- What you should do -
Using the listing below, report all lines holding the word "Tagged".

################

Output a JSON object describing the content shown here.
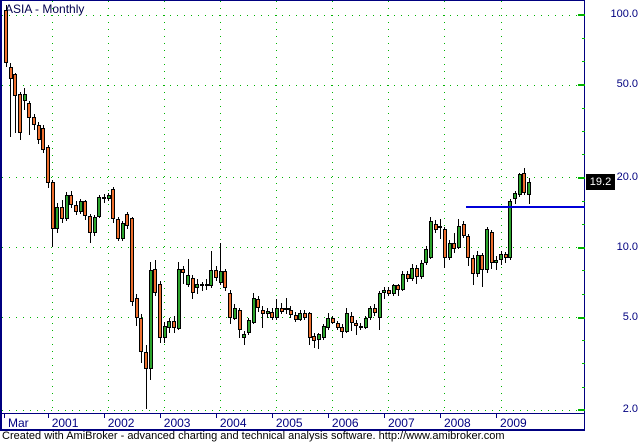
{
  "title": "ASIA - Monthly",
  "status_bar": "Created with AmiBroker - advanced charting and technical analysis software. http://www.amibroker.com",
  "price_label": "19.2",
  "colors": {
    "background": "#ffffff",
    "axis": "#000080",
    "grid": "#00b400",
    "candle_up": "#2ba32b",
    "candle_down": "#ed6e2d",
    "candle_outline": "#000000",
    "wick": "#000000",
    "doji": "#000000",
    "trendline": "#0000d8",
    "price_tag_bg": "#000000",
    "price_tag_text": "#ffffff",
    "title_text": "#00004d",
    "status_text": "#000000"
  },
  "chart_data": {
    "type": "candlestick",
    "title": "ASIA - Monthly",
    "interval": "monthly",
    "scale": "logarithmic",
    "y_axis": {
      "labels": [
        "100.0",
        "50.0",
        "20.0",
        "10.0",
        "5.0",
        "2.0"
      ],
      "values": [
        100,
        50,
        20,
        10,
        5,
        2
      ],
      "range": [
        2,
        110
      ],
      "minor_ticks_per_decade": 10,
      "grid": "dotted-green",
      "position": "right"
    },
    "x_axis": {
      "first_label": "Mar",
      "year_labels": [
        "2001",
        "2002",
        "2003",
        "2004",
        "2005",
        "2006",
        "2007",
        "2008",
        "2009"
      ],
      "year_start_indices": [
        10,
        22,
        34,
        46,
        58,
        70,
        82,
        94,
        106
      ],
      "grid": "dotted-green"
    },
    "series_start": "2000-03",
    "last_close": 19.2,
    "trendline": {
      "type": "horizontal",
      "price": 15,
      "start_index": 99,
      "extends_to_axis": true
    },
    "ohlc": [
      [
        105,
        110,
        60,
        62
      ],
      [
        60,
        62,
        30,
        53
      ],
      [
        55.5,
        56.5,
        31,
        45
      ],
      [
        45.6,
        46.5,
        29,
        31
      ],
      [
        42.6,
        48.5,
        39,
        45.6
      ],
      [
        42,
        42.5,
        30.5,
        36.1
      ],
      [
        36.5,
        37.5,
        32,
        33.7
      ],
      [
        33.7,
        34.5,
        28,
        29
      ],
      [
        32.8,
        33.5,
        25.5,
        26.3
      ],
      [
        27,
        27.5,
        18,
        19
      ],
      [
        19.2,
        19.5,
        10.1,
        12
      ],
      [
        12,
        15.5,
        11.5,
        15
      ],
      [
        15,
        16,
        12.8,
        13.3
      ],
      [
        13.3,
        17.3,
        13,
        16.9
      ],
      [
        16.9,
        17.5,
        14.8,
        15.3
      ],
      [
        15.3,
        15.8,
        13.8,
        14.2
      ],
      [
        14.2,
        16.2,
        14,
        15.8
      ],
      [
        15.8,
        16,
        13.2,
        13.7
      ],
      [
        13.7,
        14,
        10.5,
        11.5
      ],
      [
        11.5,
        13.8,
        11.2,
        13.5
      ],
      [
        13.5,
        16.8,
        13.4,
        16.5
      ],
      [
        16.5,
        17,
        15.5,
        16.1
      ],
      [
        16.1,
        17.2,
        15.8,
        16.9
      ],
      [
        17.8,
        18.2,
        12.8,
        13.3
      ],
      [
        13.3,
        13.6,
        10.7,
        10.9
      ],
      [
        10.9,
        13,
        10.7,
        12.8
      ],
      [
        13.9,
        14.2,
        12,
        12.4
      ],
      [
        13.35,
        13.5,
        5.6,
        5.85
      ],
      [
        6.1,
        6.3,
        4.6,
        5
      ],
      [
        5,
        5.2,
        3.2,
        3.55
      ],
      [
        3.55,
        3.8,
        2.02,
        3
      ],
      [
        3,
        8.7,
        2.7,
        8
      ],
      [
        8.1,
        8.8,
        6.2,
        6.4
      ],
      [
        7,
        7.2,
        3.9,
        4.1
      ],
      [
        4.1,
        4.8,
        3.9,
        4.6
      ],
      [
        4.5,
        5,
        4.3,
        4.85
      ],
      [
        4.85,
        5.1,
        4.3,
        4.5
      ],
      [
        4.47,
        8.7,
        4.4,
        8.1
      ],
      [
        8.1,
        8.3,
        7,
        7.75
      ],
      [
        6.9,
        8.9,
        6.8,
        7.6
      ],
      [
        7.4,
        7.6,
        6,
        6.4
      ],
      [
        6.7,
        7.3,
        6.3,
        7
      ],
      [
        6.85,
        7.1,
        6.5,
        6.95
      ],
      [
        7,
        7.3,
        6.6,
        6.85
      ],
      [
        6.85,
        9.7,
        6.7,
        8
      ],
      [
        8,
        8.3,
        7.2,
        7.4
      ],
      [
        7.05,
        10.5,
        6.9,
        7.9
      ],
      [
        7.9,
        8.1,
        6.5,
        6.7
      ],
      [
        6.4,
        6.6,
        4.7,
        5
      ],
      [
        4.95,
        5.7,
        4.9,
        5.5
      ],
      [
        5.4,
        5.5,
        4.1,
        4.4
      ],
      [
        4.1,
        4.4,
        3.8,
        4.25
      ],
      [
        4.3,
        5,
        4.2,
        4.9
      ],
      [
        4.75,
        6.4,
        4.7,
        6.1
      ],
      [
        6,
        6.2,
        5.3,
        5.5
      ],
      [
        5.4,
        5.6,
        4.5,
        5.2
      ],
      [
        5.2,
        5.5,
        5,
        5.35
      ],
      [
        5.3,
        5.5,
        4.9,
        5
      ],
      [
        5,
        6,
        4.9,
        5.5
      ],
      [
        5.5,
        5.8,
        5.2,
        5.3
      ],
      [
        5.45,
        6.1,
        5.2,
        5.45
      ],
      [
        5.4,
        5.6,
        5,
        5.15
      ],
      [
        5.15,
        5.3,
        4.8,
        4.9
      ],
      [
        4.9,
        5.4,
        4.85,
        5.25
      ],
      [
        5.25,
        5.4,
        4.9,
        5
      ],
      [
        5.25,
        5.3,
        3.8,
        4.1
      ],
      [
        4.15,
        4.3,
        3.7,
        3.95
      ],
      [
        4,
        4.3,
        3.65,
        4.25
      ],
      [
        4.1,
        4.7,
        4,
        4.6
      ],
      [
        4.5,
        5.25,
        4.4,
        5
      ],
      [
        5,
        5.1,
        4.7,
        4.75
      ],
      [
        4.75,
        4.85,
        4.4,
        4.5
      ],
      [
        4.55,
        4.7,
        4.1,
        4.35
      ],
      [
        4.35,
        5.5,
        4.3,
        5.25
      ],
      [
        5.1,
        5.3,
        4.4,
        4.75
      ],
      [
        4.75,
        4.9,
        4.2,
        4.6
      ],
      [
        4.6,
        4.75,
        4.4,
        4.5
      ],
      [
        4.5,
        5.1,
        4.45,
        5
      ],
      [
        5,
        5.6,
        4.9,
        5.5
      ],
      [
        5.5,
        5.7,
        5.1,
        5.25
      ],
      [
        5,
        6.5,
        4.4,
        6.35
      ],
      [
        6.35,
        6.8,
        6,
        6.6
      ],
      [
        6.6,
        6.8,
        6.2,
        6.3
      ],
      [
        6.3,
        7,
        6.2,
        6.9
      ],
      [
        6.9,
        7,
        6.2,
        6.6
      ],
      [
        6.6,
        7.9,
        6.5,
        7.7
      ],
      [
        7.7,
        7.9,
        7.1,
        7.3
      ],
      [
        7.3,
        8.5,
        7.2,
        8.2
      ],
      [
        8.2,
        8.4,
        7,
        7.5
      ],
      [
        7.5,
        8.8,
        7.3,
        8.6
      ],
      [
        8.6,
        10.2,
        8.4,
        9.9
      ],
      [
        9,
        13.5,
        8.9,
        13
      ],
      [
        12.6,
        13.2,
        11.5,
        11.9
      ],
      [
        12.4,
        13.3,
        10.9,
        12.1
      ],
      [
        12,
        12.2,
        8.2,
        9
      ],
      [
        9,
        10.8,
        8.8,
        10.5
      ],
      [
        10.5,
        11.5,
        9.5,
        9.9
      ],
      [
        10,
        13.3,
        9.9,
        12.4
      ],
      [
        12.6,
        13,
        11,
        11.2
      ],
      [
        11.2,
        11.4,
        8.3,
        9
      ],
      [
        9,
        9.3,
        6.9,
        7.7
      ],
      [
        7.7,
        9.7,
        7.5,
        9.3
      ],
      [
        9.3,
        9.5,
        6.75,
        8
      ],
      [
        8,
        12.2,
        7.8,
        12
      ],
      [
        11.7,
        11.9,
        8.05,
        8.6
      ],
      [
        8.6,
        9.2,
        8,
        8.8
      ],
      [
        8.8,
        9.7,
        8.4,
        9.4
      ],
      [
        9.4,
        9.6,
        8.6,
        9
      ],
      [
        9,
        16.2,
        8.8,
        15.8
      ],
      [
        16.1,
        17.5,
        15.4,
        17.2
      ],
      [
        16.9,
        21,
        16.5,
        20.7
      ],
      [
        21,
        22,
        16.9,
        17.2
      ],
      [
        16.9,
        19.9,
        15.4,
        19.2
      ]
    ]
  }
}
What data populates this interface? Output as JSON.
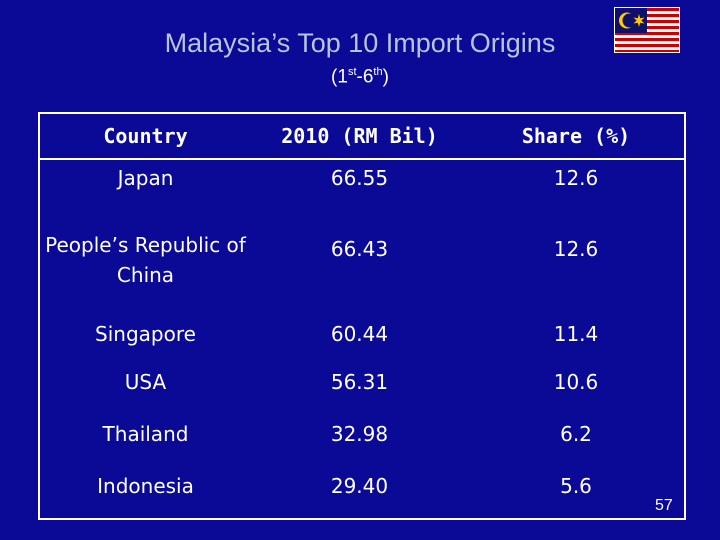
{
  "slide": {
    "title": "Malaysia’s Top 10 Import Origins",
    "subtitle": {
      "open": "(1",
      "sup1": "st",
      "mid": "-6",
      "sup2": "th",
      "close": ")"
    },
    "page_number": "57"
  },
  "flag": {
    "name": "malaysia-flag",
    "colors": {
      "red": "#cc0000",
      "white": "#ffffff",
      "blue": "#10106a",
      "yellow": "#ffcc00"
    }
  },
  "table": {
    "headers": [
      "Country",
      "2010 (RM Bil)",
      "Share (%)"
    ],
    "rows": [
      [
        "Japan",
        "66.55",
        "12.6"
      ],
      [
        "People’s Republic of China",
        "66.43",
        "12.6"
      ],
      [
        "Singapore",
        "60.44",
        "11.4"
      ],
      [
        "USA",
        "56.31",
        "10.6"
      ],
      [
        "Thailand",
        "32.98",
        "6.2"
      ],
      [
        "Indonesia",
        "29.40",
        "5.6"
      ]
    ]
  },
  "colors": {
    "background": "#0a0a96",
    "title": "#b8c4dc",
    "text": "#ffffff"
  }
}
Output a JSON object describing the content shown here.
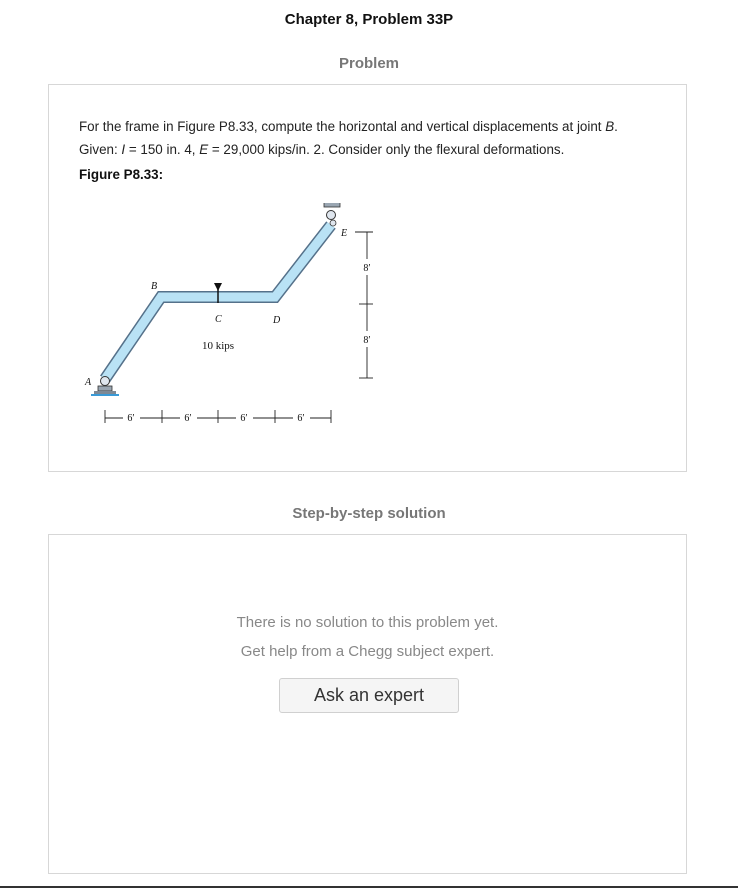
{
  "header": {
    "title": "Chapter 8, Problem 33P"
  },
  "problem_section": {
    "heading": "Problem",
    "sentence": "For the frame in Figure P8.33, compute the horizontal and vertical displacements at joint ",
    "joint": "B",
    "given_prefix": "Given: ",
    "i_symbol": "I",
    "i_value": " = 150 in. 4, ",
    "e_symbol": "E",
    "e_value": " = 29,000 kips/in. 2. Consider only the flexural deformations.",
    "figure_label": "Figure P8.33:"
  },
  "figure": {
    "load_label": "10 kips",
    "joint_labels": {
      "a": "A",
      "b": "B",
      "c": "C",
      "d": "D",
      "e": "E"
    },
    "horizontal_dims": [
      "6′",
      "6′",
      "6′",
      "6′"
    ],
    "vertical_dims": [
      "8′",
      "8′"
    ]
  },
  "solution_section": {
    "heading": "Step-by-step solution",
    "no_solution_text": "There is no solution to this problem yet.",
    "help_text": "Get help from a Chegg subject expert.",
    "ask_button_label": "Ask an expert"
  }
}
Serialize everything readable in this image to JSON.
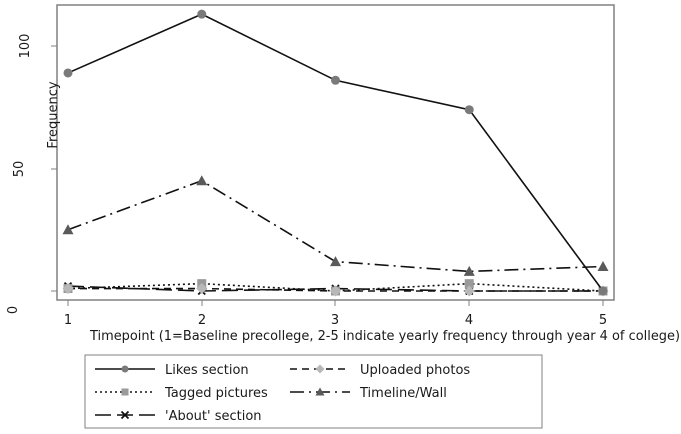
{
  "chart_data": {
    "type": "line",
    "title": "",
    "xlabel": "Timepoint (1=Baseline precollege, 2-5 indicate yearly frequency through year 4 of college)",
    "ylabel": "Frequency",
    "x": [
      1,
      2,
      3,
      4,
      5
    ],
    "x_tick_labels": [
      "1",
      "2",
      "3",
      "4",
      "5"
    ],
    "y_ticks": [
      0,
      50,
      100
    ],
    "y_tick_labels": [
      "0",
      "50",
      "100"
    ],
    "ylim": [
      -3,
      117
    ],
    "xlim": [
      0.93,
      5.07
    ],
    "grid": false,
    "legend_position": "bottom",
    "series": [
      {
        "name": "Likes section",
        "values": [
          89,
          113,
          86,
          74,
          0
        ],
        "line": "solid",
        "marker": "circle",
        "marker_color": "#7a7a7a"
      },
      {
        "name": "Uploaded photos",
        "values": [
          1,
          1,
          0,
          0,
          0
        ],
        "line": "dashed",
        "marker": "diamond",
        "marker_color": "#b8b8b8"
      },
      {
        "name": "Tagged pictures",
        "values": [
          1,
          3,
          0,
          3,
          0
        ],
        "line": "dotted",
        "marker": "square",
        "marker_color": "#9a9a9a"
      },
      {
        "name": "Timeline/Wall",
        "values": [
          25,
          45,
          12,
          8,
          10
        ],
        "line": "longdash-dot",
        "marker": "triangle",
        "marker_color": "#5a5a5a"
      },
      {
        "name": "'About' section",
        "values": [
          2,
          0,
          1,
          0,
          0
        ],
        "line": "longdash",
        "marker": "x",
        "marker_color": "#111111"
      }
    ]
  },
  "legend": {
    "items": [
      {
        "label": "Likes section"
      },
      {
        "label": "Uploaded photos"
      },
      {
        "label": "Tagged pictures"
      },
      {
        "label": "Timeline/Wall"
      },
      {
        "label": "'About' section"
      }
    ]
  }
}
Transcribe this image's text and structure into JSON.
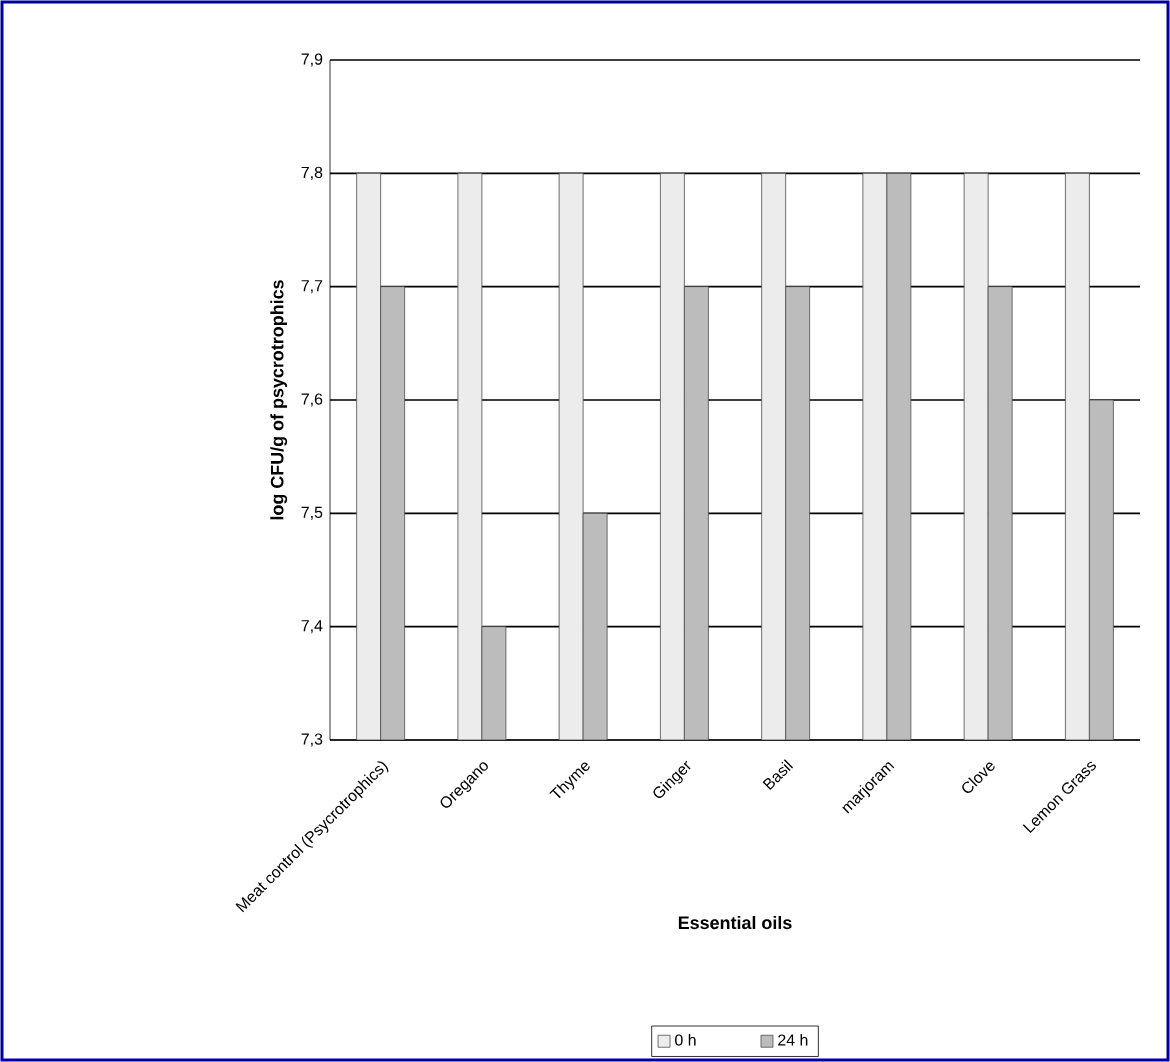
{
  "chart_data": {
    "type": "bar",
    "xlabel": "Essential oils",
    "ylabel": "log CFU/g of psycrotrophics",
    "categories": [
      "Meat control (Psycrotrophics)",
      "Oregano",
      "Thyme",
      "Ginger",
      "Basil",
      "marjoram",
      "Clove",
      "Lemon Grass"
    ],
    "series": [
      {
        "name": "0 h",
        "color": "#ececec",
        "values": [
          7.8,
          7.8,
          7.8,
          7.8,
          7.8,
          7.8,
          7.8,
          7.8
        ]
      },
      {
        "name": "24 h",
        "color": "#bcbcbc",
        "values": [
          7.7,
          7.4,
          7.5,
          7.7,
          7.7,
          7.8,
          7.7,
          7.6
        ]
      }
    ],
    "ylim": [
      7.3,
      7.9
    ],
    "yticks": [
      {
        "value": 7.3,
        "label": "7,3"
      },
      {
        "value": 7.4,
        "label": "7,4"
      },
      {
        "value": 7.5,
        "label": "7,5"
      },
      {
        "value": 7.6,
        "label": "7,6"
      },
      {
        "value": 7.7,
        "label": "7,7"
      },
      {
        "value": 7.8,
        "label": "7,8"
      },
      {
        "value": 7.9,
        "label": "7,9"
      }
    ],
    "grid": "y",
    "legend": "bottom"
  }
}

################

- Finished task -
        "name": "Tagged pictures",
        "label": "Tagged pictures"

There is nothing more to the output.